[DATA PROVIDED]:
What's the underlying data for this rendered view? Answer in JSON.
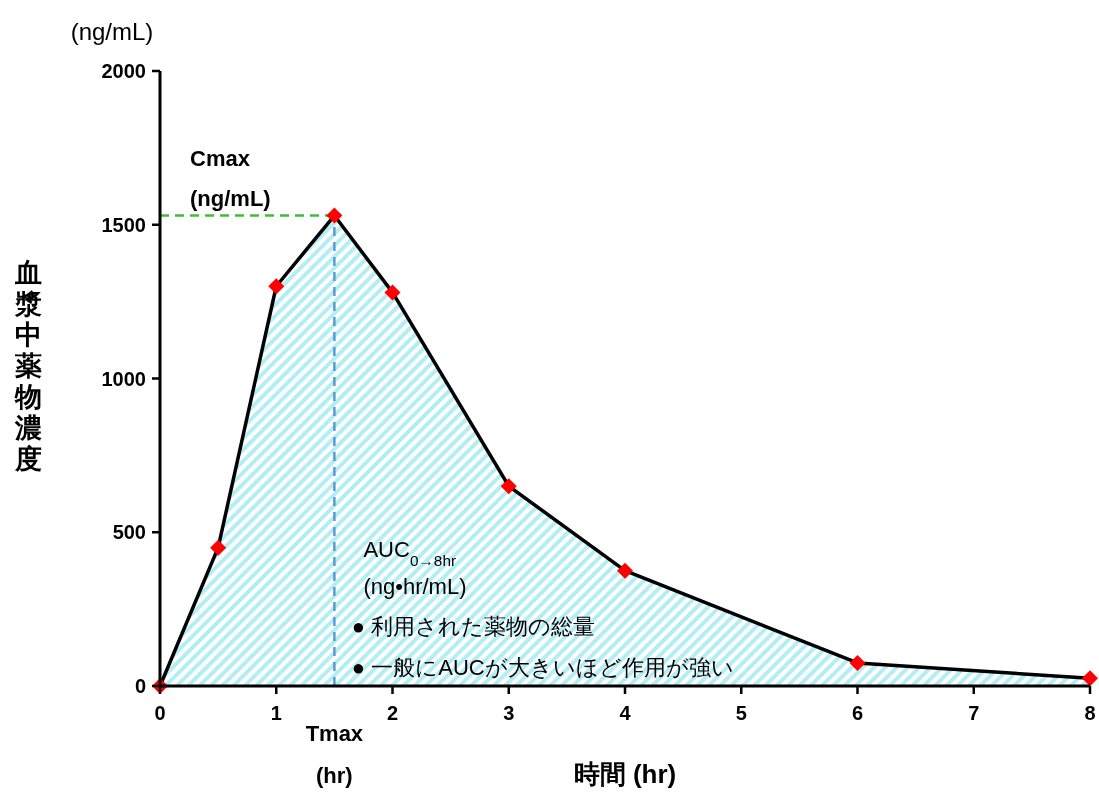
{
  "chart_data": {
    "type": "area",
    "xlabel": "時間 (hr)",
    "ylabel": "血漿中薬物濃度",
    "x": [
      0,
      0.5,
      1,
      1.5,
      2,
      3,
      4,
      6,
      8
    ],
    "series": [
      {
        "color": "#000000",
        "values": [
          0,
          450,
          1300,
          1530,
          1280,
          650,
          375,
          75,
          25
        ]
      },
      {
        "type": "scatter",
        "color": "#ff0000",
        "marker": "diamond",
        "values": [
          0,
          450,
          1300,
          1530,
          1280,
          650,
          375,
          75,
          25
        ]
      }
    ],
    "xlim": [
      0,
      8
    ],
    "xticks": [
      0,
      1,
      2,
      3,
      4,
      5,
      6,
      7,
      8
    ],
    "ylim": [
      0,
      2000
    ],
    "yticks": [
      0,
      500,
      1000,
      1500,
      2000
    ],
    "grid": false,
    "ref_lines": [
      {
        "axis": "y",
        "value": 1530,
        "label": "Cmax\n(ng/mL)",
        "color": "#3cc03c",
        "line_style": "dashed"
      },
      {
        "axis": "x",
        "value": 1.5,
        "label": "Tmax\n(hr)",
        "color": "#5b9bd5",
        "line_style": "dashed"
      }
    ],
    "annotations": [
      "(ng/mL)",
      "AUC$_{0→8hr}$",
      "(ng•hr/mL)",
      "●  利用された薬物の総量",
      "●  一般にAUCが大きいほど作用が強い"
    ]
  }
}
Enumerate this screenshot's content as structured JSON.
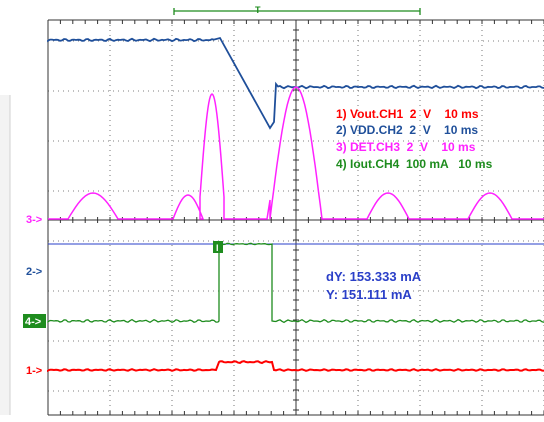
{
  "legend": {
    "ch1": "1) Vout.CH1  2  V    10 ms",
    "ch2": "2) VDD.CH2  2  V    10 ms",
    "ch3": "3) DET.CH3  2  V    10 ms",
    "ch4": "4) Iout.CH4  100 mA   10 ms"
  },
  "cursor": {
    "dy": "dY: 153.333 mA",
    "y": "Y: 151.111 mA",
    "marker": "I"
  },
  "markers": {
    "ch1": "1->",
    "ch2": "2->",
    "ch3": "3->",
    "ch4": "4->"
  },
  "trigger": {
    "letter": "T"
  },
  "colors": {
    "ch1": "#ff0000",
    "ch2": "#1f4f9a",
    "ch3": "#ff22ff",
    "ch4": "#1e8c1e",
    "cursor_line": "#2a3fc8",
    "grid": "#333333",
    "background": "#ffffff"
  }
}
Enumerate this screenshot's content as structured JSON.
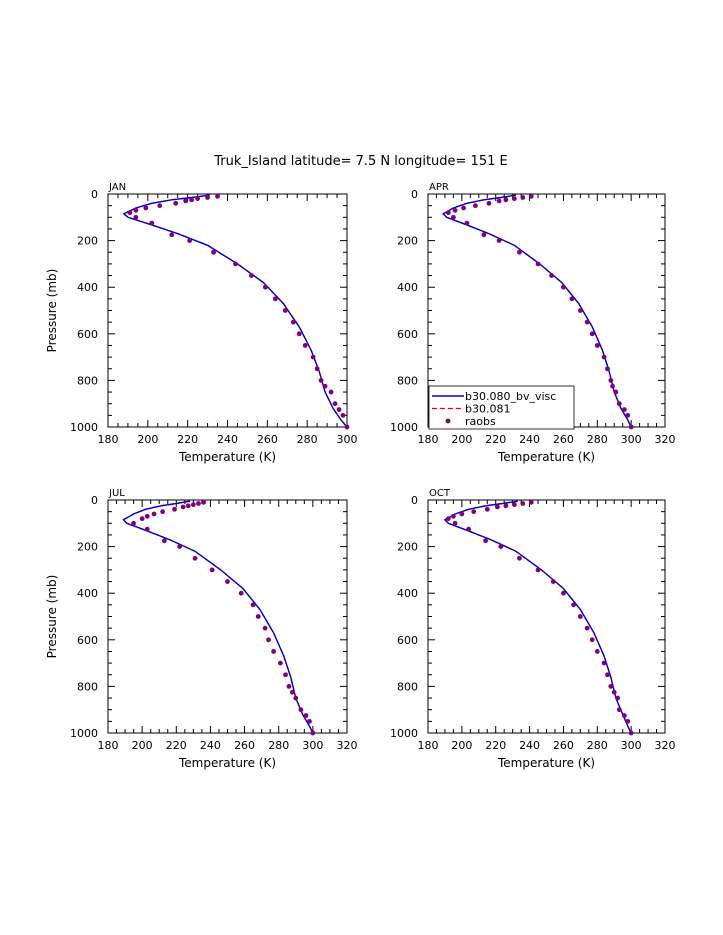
{
  "figure": {
    "title": "Truk_Island  latitude= 7.5 N longitude= 151 E",
    "colors": {
      "model_a": "#0000cc",
      "model_b": "#ff0000",
      "obs": "#800080"
    }
  },
  "legend": {
    "entries": [
      {
        "label": "b30.080_bv_visc",
        "style": "solid-line"
      },
      {
        "label": "b30.081",
        "style": "dashed-line"
      },
      {
        "label": "raobs",
        "style": "dot"
      }
    ],
    "placement": "bottom-left of APR panel"
  },
  "chart_data": [
    {
      "type": "line",
      "panel": "JAN",
      "xlabel": "Temperature (K)",
      "ylabel": "Pressure (mb)",
      "xlim": [
        180,
        300
      ],
      "ylim": [
        1000,
        0
      ],
      "xticks": [
        180,
        200,
        220,
        240,
        260,
        280,
        300
      ],
      "yticks": [
        0,
        200,
        400,
        600,
        800,
        1000
      ],
      "series": [
        {
          "name": "b30.080_bv_visc",
          "temperature": [
            231,
            222,
            212,
            202,
            194,
            188,
            190,
            201,
            215,
            230,
            245,
            258,
            268,
            276,
            282,
            286,
            289,
            293,
            297,
            300
          ],
          "pressure": [
            5,
            15,
            25,
            40,
            60,
            85,
            100,
            130,
            170,
            220,
            300,
            380,
            470,
            570,
            670,
            760,
            850,
            920,
            970,
            1000
          ]
        },
        {
          "name": "b30.081",
          "temperature": [
            231,
            222,
            212,
            202,
            194,
            188,
            190,
            201,
            215,
            230,
            245,
            258,
            268,
            276,
            282,
            286,
            289,
            293,
            297,
            300
          ],
          "pressure": [
            5,
            15,
            25,
            40,
            60,
            85,
            100,
            130,
            170,
            220,
            300,
            380,
            470,
            570,
            670,
            760,
            850,
            920,
            970,
            1000
          ]
        },
        {
          "name": "raobs",
          "temperature": [
            235,
            230,
            225,
            222,
            219,
            214,
            206,
            199,
            194,
            191,
            194,
            202,
            212,
            221,
            233,
            244,
            252,
            259,
            264,
            269,
            273,
            276,
            279,
            283,
            285,
            287,
            289,
            292,
            294,
            296,
            298,
            300
          ],
          "pressure": [
            10,
            15,
            20,
            25,
            30,
            40,
            50,
            60,
            70,
            80,
            100,
            125,
            175,
            200,
            250,
            300,
            350,
            400,
            450,
            500,
            550,
            600,
            650,
            700,
            750,
            800,
            825,
            850,
            900,
            925,
            950,
            1000
          ]
        }
      ]
    },
    {
      "type": "line",
      "panel": "APR",
      "xlabel": "Temperature (K)",
      "ylabel": "",
      "xlim": [
        180,
        320
      ],
      "ylim": [
        1000,
        0
      ],
      "xticks": [
        180,
        200,
        220,
        240,
        260,
        280,
        300,
        320
      ],
      "yticks": [
        0,
        200,
        400,
        600,
        800,
        1000
      ],
      "series": [
        {
          "name": "b30.080_bv_visc",
          "temperature": [
            232,
            223,
            213,
            203,
            195,
            189,
            191,
            202,
            216,
            231,
            246,
            259,
            269,
            277,
            283,
            287,
            290,
            294,
            298,
            300
          ],
          "pressure": [
            5,
            15,
            25,
            40,
            60,
            85,
            100,
            130,
            170,
            220,
            300,
            380,
            470,
            570,
            670,
            760,
            850,
            920,
            970,
            1000
          ]
        },
        {
          "name": "b30.081",
          "temperature": [
            232,
            223,
            213,
            203,
            195,
            189,
            191,
            202,
            216,
            231,
            246,
            259,
            269,
            277,
            283,
            287,
            290,
            294,
            298,
            300
          ],
          "pressure": [
            5,
            15,
            25,
            40,
            60,
            85,
            100,
            130,
            170,
            220,
            300,
            380,
            470,
            570,
            670,
            760,
            850,
            920,
            970,
            1000
          ]
        },
        {
          "name": "raobs",
          "temperature": [
            241,
            236,
            231,
            226,
            222,
            216,
            208,
            201,
            196,
            192,
            195,
            203,
            213,
            222,
            234,
            245,
            253,
            260,
            265,
            270,
            274,
            277,
            280,
            284,
            286,
            288,
            289,
            291,
            293,
            296,
            298,
            300
          ],
          "pressure": [
            10,
            15,
            20,
            25,
            30,
            40,
            50,
            60,
            70,
            80,
            100,
            125,
            175,
            200,
            250,
            300,
            350,
            400,
            450,
            500,
            550,
            600,
            650,
            700,
            750,
            800,
            825,
            850,
            900,
            925,
            950,
            1000
          ]
        }
      ]
    },
    {
      "type": "line",
      "panel": "JUL",
      "xlabel": "Temperature (K)",
      "ylabel": "Pressure (mb)",
      "xlim": [
        180,
        320
      ],
      "ylim": [
        1000,
        0
      ],
      "xticks": [
        180,
        200,
        220,
        240,
        260,
        280,
        300,
        320
      ],
      "yticks": [
        0,
        200,
        400,
        600,
        800,
        1000
      ],
      "series": [
        {
          "name": "b30.080_bv_visc",
          "temperature": [
            228,
            220,
            211,
            202,
            195,
            189,
            191,
            202,
            216,
            231,
            246,
            259,
            269,
            277,
            283,
            287,
            290,
            294,
            298,
            300
          ],
          "pressure": [
            5,
            15,
            25,
            40,
            60,
            85,
            100,
            130,
            170,
            220,
            300,
            380,
            470,
            570,
            670,
            760,
            850,
            920,
            970,
            1000
          ]
        },
        {
          "name": "b30.081",
          "temperature": [
            228,
            220,
            211,
            202,
            195,
            189,
            191,
            202,
            216,
            231,
            246,
            259,
            269,
            277,
            283,
            287,
            290,
            294,
            298,
            300
          ],
          "pressure": [
            5,
            15,
            25,
            40,
            60,
            85,
            100,
            130,
            170,
            220,
            300,
            380,
            470,
            570,
            670,
            760,
            850,
            920,
            970,
            1000
          ]
        },
        {
          "name": "raobs",
          "temperature": [
            236,
            233,
            230,
            227,
            224,
            219,
            212,
            207,
            203,
            200,
            195,
            203,
            213,
            222,
            231,
            241,
            250,
            258,
            265,
            268,
            272,
            274,
            277,
            281,
            284,
            286,
            288,
            290,
            293,
            296,
            298,
            300
          ],
          "pressure": [
            10,
            15,
            20,
            25,
            30,
            40,
            50,
            60,
            70,
            80,
            100,
            125,
            175,
            200,
            250,
            300,
            350,
            400,
            450,
            500,
            550,
            600,
            650,
            700,
            750,
            800,
            825,
            850,
            900,
            925,
            950,
            1000
          ]
        }
      ]
    },
    {
      "type": "line",
      "panel": "OCT",
      "xlabel": "Temperature (K)",
      "ylabel": "",
      "xlim": [
        180,
        320
      ],
      "ylim": [
        1000,
        0
      ],
      "xticks": [
        180,
        200,
        220,
        240,
        260,
        280,
        300,
        320
      ],
      "yticks": [
        0,
        200,
        400,
        600,
        800,
        1000
      ],
      "series": [
        {
          "name": "b30.080_bv_visc",
          "temperature": [
            233,
            224,
            214,
            204,
            196,
            190,
            192,
            203,
            217,
            232,
            247,
            260,
            270,
            278,
            284,
            288,
            291,
            295,
            298,
            300
          ],
          "pressure": [
            5,
            15,
            25,
            40,
            60,
            85,
            100,
            130,
            170,
            220,
            300,
            380,
            470,
            570,
            670,
            760,
            850,
            920,
            970,
            1000
          ]
        },
        {
          "name": "b30.081",
          "temperature": [
            233,
            224,
            214,
            204,
            196,
            190,
            192,
            203,
            217,
            232,
            247,
            260,
            270,
            278,
            284,
            288,
            291,
            295,
            298,
            300
          ],
          "pressure": [
            5,
            15,
            25,
            40,
            60,
            85,
            100,
            130,
            170,
            220,
            300,
            380,
            470,
            570,
            670,
            760,
            850,
            920,
            970,
            1000
          ]
        },
        {
          "name": "raobs",
          "temperature": [
            241,
            236,
            231,
            226,
            221,
            215,
            207,
            200,
            195,
            192,
            196,
            204,
            214,
            223,
            234,
            245,
            254,
            260,
            266,
            270,
            274,
            277,
            280,
            284,
            286,
            288,
            290,
            292,
            293,
            296,
            298,
            300
          ],
          "pressure": [
            10,
            15,
            20,
            25,
            30,
            40,
            50,
            60,
            70,
            80,
            100,
            125,
            175,
            200,
            250,
            300,
            350,
            400,
            450,
            500,
            550,
            600,
            650,
            700,
            750,
            800,
            825,
            850,
            900,
            925,
            950,
            1000
          ]
        }
      ]
    }
  ]
}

[PROBLEM TO SOLVE]:
Pull out all lines from the entries above in which the word "panel" appears.

[SOLVED EXERCISE]:
    "placement": "bottom-left of APR panel"
      "panel": "JAN",
      "panel": "APR",
      "panel": "JUL",
      "panel": "OCT",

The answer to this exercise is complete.